Swap "x-tick-label" for "x-axis-label" everywhere it occurs and write out every line of the listing below, keeping all other text unchanged. Leave the pictures out.

— Start of GIVEN DATA —

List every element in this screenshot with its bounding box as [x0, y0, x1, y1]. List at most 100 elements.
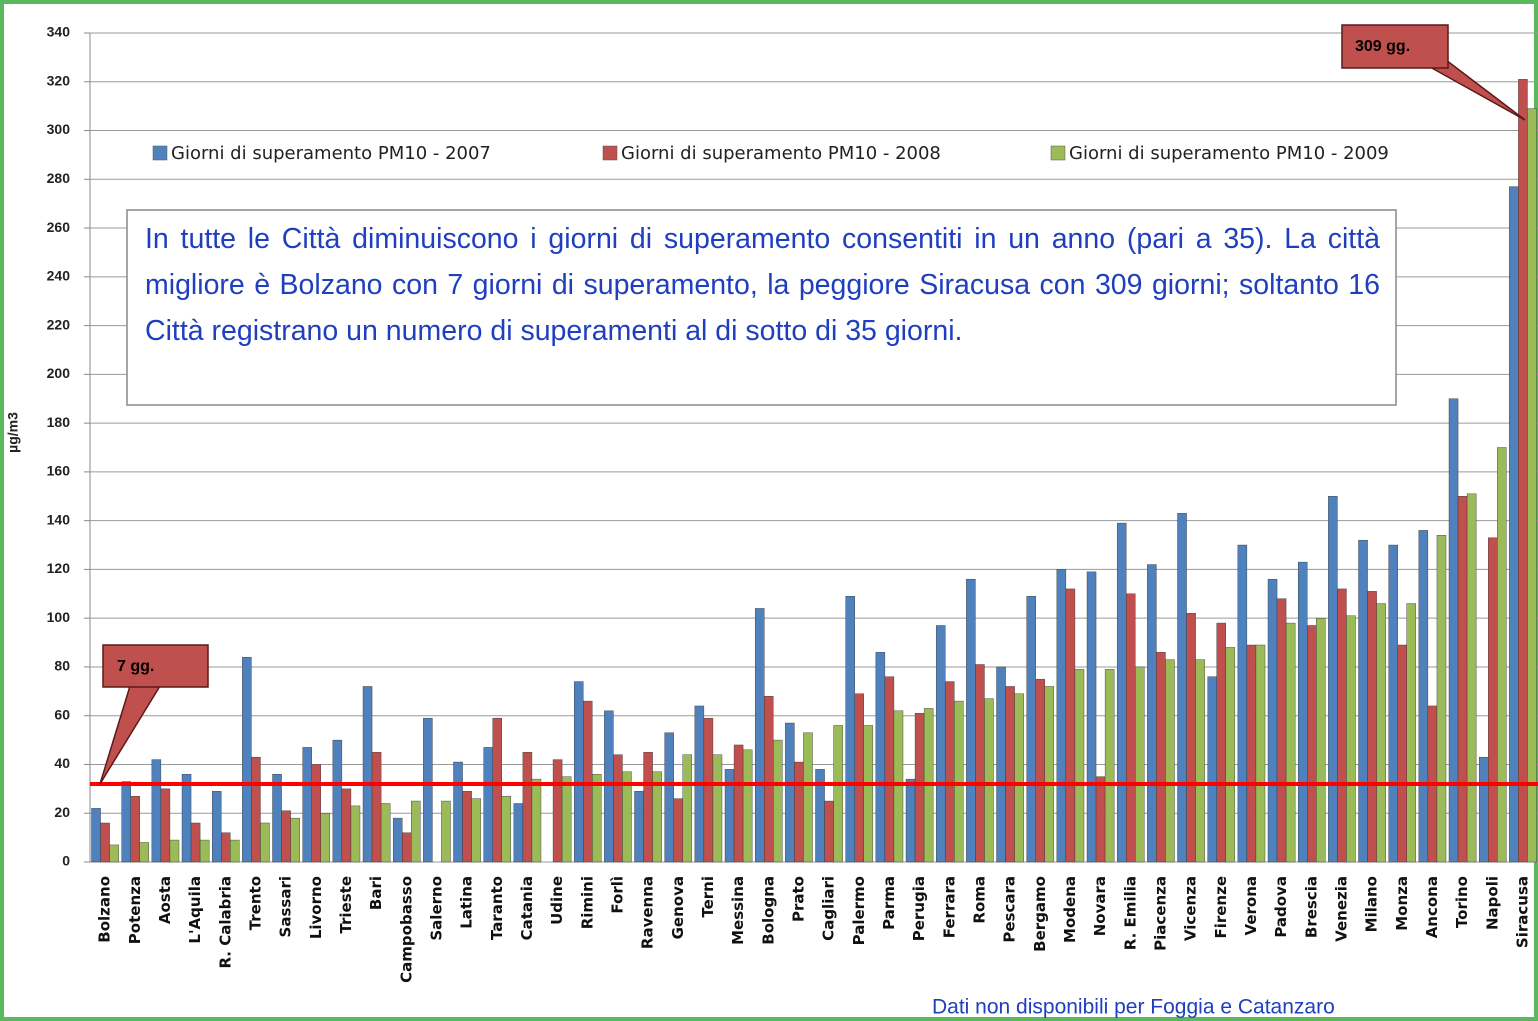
annotation-box: [126, 209, 1397, 406]
bar: [1014, 693, 1024, 863]
bar: [1177, 513, 1187, 863]
bar: [1448, 398, 1459, 863]
y-tick-label: 260: [47, 219, 71, 235]
x-tick-label: Sassari: [277, 876, 295, 937]
bar: [522, 752, 533, 863]
bar: [362, 686, 373, 863]
bar: [1237, 544, 1248, 863]
x-tick-label: Palermo: [850, 876, 868, 945]
x-tick-label: Novara: [1091, 876, 1109, 936]
y-tick-label: 0: [62, 853, 70, 869]
bar: [221, 832, 231, 863]
bar: [242, 656, 252, 863]
y-tick-label: 40: [54, 755, 70, 771]
x-tick-label: Roma: [970, 876, 988, 924]
bar: [854, 693, 864, 863]
bar: [1527, 108, 1537, 863]
bar: [754, 608, 765, 863]
x-tick-label: Modena: [1061, 876, 1079, 943]
bar: [1478, 756, 1489, 863]
annotation: In tutte le Città diminuiscono i giorni …: [145, 223, 1380, 347]
bar: [1436, 535, 1447, 863]
bar: [592, 774, 602, 863]
y-tick-label: 100: [47, 609, 71, 625]
x-tick-label: Aosta: [156, 876, 174, 924]
bar: [1297, 561, 1308, 863]
y-tick-label: 340: [47, 24, 71, 40]
x-tick-label: Bologna: [759, 876, 777, 945]
x-tick-label: Perugia: [910, 876, 928, 941]
bar: [230, 839, 240, 863]
bar: [1457, 496, 1468, 863]
bar: [652, 771, 662, 863]
bar: [613, 754, 623, 863]
bar: [1406, 603, 1417, 863]
bar: [371, 752, 382, 863]
callout-box: [1341, 24, 1449, 69]
bar: [583, 700, 593, 863]
bar: [905, 778, 916, 863]
bar: [996, 666, 1006, 863]
bar: [151, 759, 162, 863]
y-tick-label: 160: [47, 463, 71, 479]
bar: [1035, 678, 1045, 863]
bar: [1116, 522, 1127, 863]
callout-label: 309 gg.: [1355, 38, 1410, 55]
x-tick-label: Parma: [880, 876, 898, 930]
bar: [945, 681, 955, 863]
x-tick-label: Catania: [518, 876, 536, 940]
legend-label: Giorni di superamento PM10 - 2008: [621, 143, 941, 164]
bar: [1104, 669, 1115, 863]
footnote: Dati non disponibili per Foggia e Catanz…: [932, 996, 1335, 1019]
bar: [501, 795, 512, 863]
x-tick-label: Siracusa: [1513, 876, 1531, 948]
x-tick-label: Bolzano: [96, 876, 114, 943]
bar: [733, 744, 744, 863]
bar: [604, 710, 614, 863]
x-tick-label: Prato: [789, 876, 807, 922]
bar: [803, 732, 813, 863]
bar: [1337, 588, 1347, 863]
bar: [332, 739, 343, 863]
x-tick-label: Udine: [548, 876, 566, 925]
bar: [845, 596, 855, 863]
bar: [139, 842, 150, 863]
bar: [402, 832, 412, 863]
bar: [1328, 496, 1338, 863]
bar: [181, 774, 192, 863]
x-tick-label: Messina: [729, 876, 747, 945]
bar: [893, 710, 904, 863]
x-tick-label: Venezia: [1332, 876, 1350, 942]
x-tick-label: Potenza: [126, 876, 144, 944]
bar: [1518, 79, 1528, 863]
bar: [552, 759, 563, 863]
x-tick-label: Napoli: [1483, 876, 1501, 930]
bar: [392, 817, 403, 863]
bar: [785, 722, 795, 863]
bar: [160, 788, 171, 863]
x-tick-label: Milano: [1363, 876, 1381, 932]
x-tick-label: Piacenza: [1151, 876, 1169, 951]
x-tick-label: Monza: [1393, 876, 1411, 931]
y-tick-label: 300: [47, 121, 71, 137]
x-tick-label: Salerno: [427, 876, 445, 941]
bar: [1255, 644, 1266, 863]
bar: [1307, 625, 1317, 863]
bar: [272, 774, 282, 863]
bar: [1276, 598, 1287, 863]
bar: [764, 696, 774, 863]
bar: [1074, 669, 1085, 863]
bar: [703, 717, 714, 863]
bar: [251, 756, 261, 863]
y-tick-label: 240: [47, 268, 71, 284]
bar: [311, 764, 321, 863]
y-tick-label: 220: [47, 316, 71, 332]
y-tick-label: 60: [54, 706, 70, 722]
bar: [492, 717, 502, 863]
x-tick-label: Ancona: [1423, 876, 1441, 938]
bar: [1397, 644, 1407, 863]
y-tick-label: 20: [54, 804, 70, 820]
bar: [1126, 593, 1136, 863]
x-tick-label: Terni: [699, 876, 717, 918]
bar: [1267, 578, 1278, 863]
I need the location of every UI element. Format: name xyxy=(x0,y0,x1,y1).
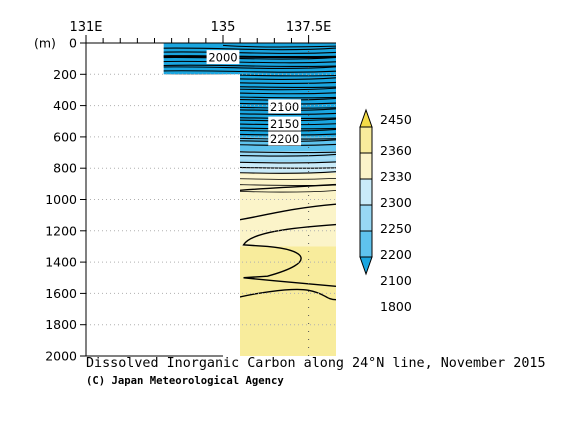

— End of GIVEN DATA —

> _RESULT OF THIS EXERCISE_:
List every element in this screenshot with its bounding box as [x0, y0, x1, y1]. List at most 100 elements.
annotation-box: [126, 209, 1397, 406]
bar: [1014, 693, 1024, 863]
bar: [1177, 513, 1187, 863]
bar: [1448, 398, 1459, 863]
y-tick-label: 260: [47, 219, 71, 235]
x-axis-label: Sassari: [277, 876, 295, 937]
bar: [522, 752, 533, 863]
bar: [362, 686, 373, 863]
bar: [1237, 544, 1248, 863]
x-axis-label: Palermo: [850, 876, 868, 945]
x-axis-label: Novara: [1091, 876, 1109, 936]
y-tick-label: 0: [62, 853, 70, 869]
bar: [221, 832, 231, 863]
bar: [242, 656, 252, 863]
y-tick-label: 40: [54, 755, 70, 771]
x-axis-label: Roma: [970, 876, 988, 924]
bar: [854, 693, 864, 863]
bar: [1527, 108, 1537, 863]
bar: [754, 608, 765, 863]
x-axis-label: Modena: [1061, 876, 1079, 943]
bar: [1478, 756, 1489, 863]
annotation: In tutte le Città diminuiscono i giorni …: [145, 223, 1380, 347]
bar: [1436, 535, 1447, 863]
bar: [592, 774, 602, 863]
y-tick-label: 100: [47, 609, 71, 625]
x-axis-label: Aosta: [156, 876, 174, 924]
bar: [1297, 561, 1308, 863]
y-tick-label: 340: [47, 24, 71, 40]
x-axis-label: Bologna: [759, 876, 777, 945]
x-axis-label: Perugia: [910, 876, 928, 941]
bar: [230, 839, 240, 863]
bar: [1457, 496, 1468, 863]
bar: [652, 771, 662, 863]
bar: [613, 754, 623, 863]
bar: [1406, 603, 1417, 863]
bar: [371, 752, 382, 863]
callout-box: [1341, 24, 1449, 69]
bar: [583, 700, 593, 863]
bar: [905, 778, 916, 863]
bar: [996, 666, 1006, 863]
bar: [151, 759, 162, 863]
y-tick-label: 160: [47, 463, 71, 479]
bar: [1035, 678, 1045, 863]
bar: [1116, 522, 1127, 863]
callout-label: 309 gg.: [1355, 38, 1410, 55]
x-axis-label: Parma: [880, 876, 898, 930]
bar: [945, 681, 955, 863]
x-axis-label: Catania: [518, 876, 536, 940]
legend-label: Giorni di superamento PM10 - 2008: [621, 143, 941, 164]
bar: [1104, 669, 1115, 863]
footnote: Dati non disponibili per Foggia e Catanz…: [932, 996, 1335, 1019]
bar: [501, 795, 512, 863]
x-axis-label: Siracusa: [1513, 876, 1531, 948]
x-axis-label: Bolzano: [96, 876, 114, 943]
bar: [733, 744, 744, 863]
bar: [604, 710, 614, 863]
x-axis-label: Prato: [789, 876, 807, 922]
bar: [803, 732, 813, 863]
bar: [1337, 588, 1347, 863]
bar: [332, 739, 343, 863]
x-axis-label: Udine: [548, 876, 566, 925]
bar: [845, 596, 855, 863]
bar: [139, 842, 150, 863]
bar: [402, 832, 412, 863]
bar: [1328, 496, 1338, 863]
bar: [181, 774, 192, 863]
x-axis-label: Messina: [729, 876, 747, 945]
bar: [893, 710, 904, 863]
x-axis-label: Venezia: [1332, 876, 1350, 942]
x-axis-label: Potenza: [126, 876, 144, 944]
bar: [1518, 79, 1528, 863]
bar: [552, 759, 563, 863]
x-axis-label: Napoli: [1483, 876, 1501, 930]
bar: [392, 817, 403, 863]
bar: [785, 722, 795, 863]
bar: [160, 788, 171, 863]
x-axis-label: Milano: [1363, 876, 1381, 932]
x-axis-label: Piacenza: [1151, 876, 1169, 951]
x-axis-label: Monza: [1393, 876, 1411, 931]
y-tick-label: 300: [47, 121, 71, 137]
x-axis-label: Salerno: [427, 876, 445, 941]
bar: [1255, 644, 1266, 863]
bar: [1307, 625, 1317, 863]
bar: [272, 774, 282, 863]
bar: [1276, 598, 1287, 863]
bar: [764, 696, 774, 863]
bar: [1074, 669, 1085, 863]
bar: [703, 717, 714, 863]
bar: [251, 756, 261, 863]
y-tick-label: 240: [47, 268, 71, 284]
bar: [311, 764, 321, 863]
y-tick-label: 220: [47, 316, 71, 332]
y-tick-label: 60: [54, 706, 70, 722]
bar: [492, 717, 502, 863]
x-axis-label: Ancona: [1423, 876, 1441, 938]
bar: [1397, 644, 1407, 863]
y-tick-label: 20: [54, 804, 70, 820]
bar: [1126, 593, 1136, 863]
x-axis-label: Terni: [699, 876, 717, 918]
bar: [1267, 578, 1278, 863]
I need the location of every UI element. Format: name xyxy=(x0,y0,x1,y1).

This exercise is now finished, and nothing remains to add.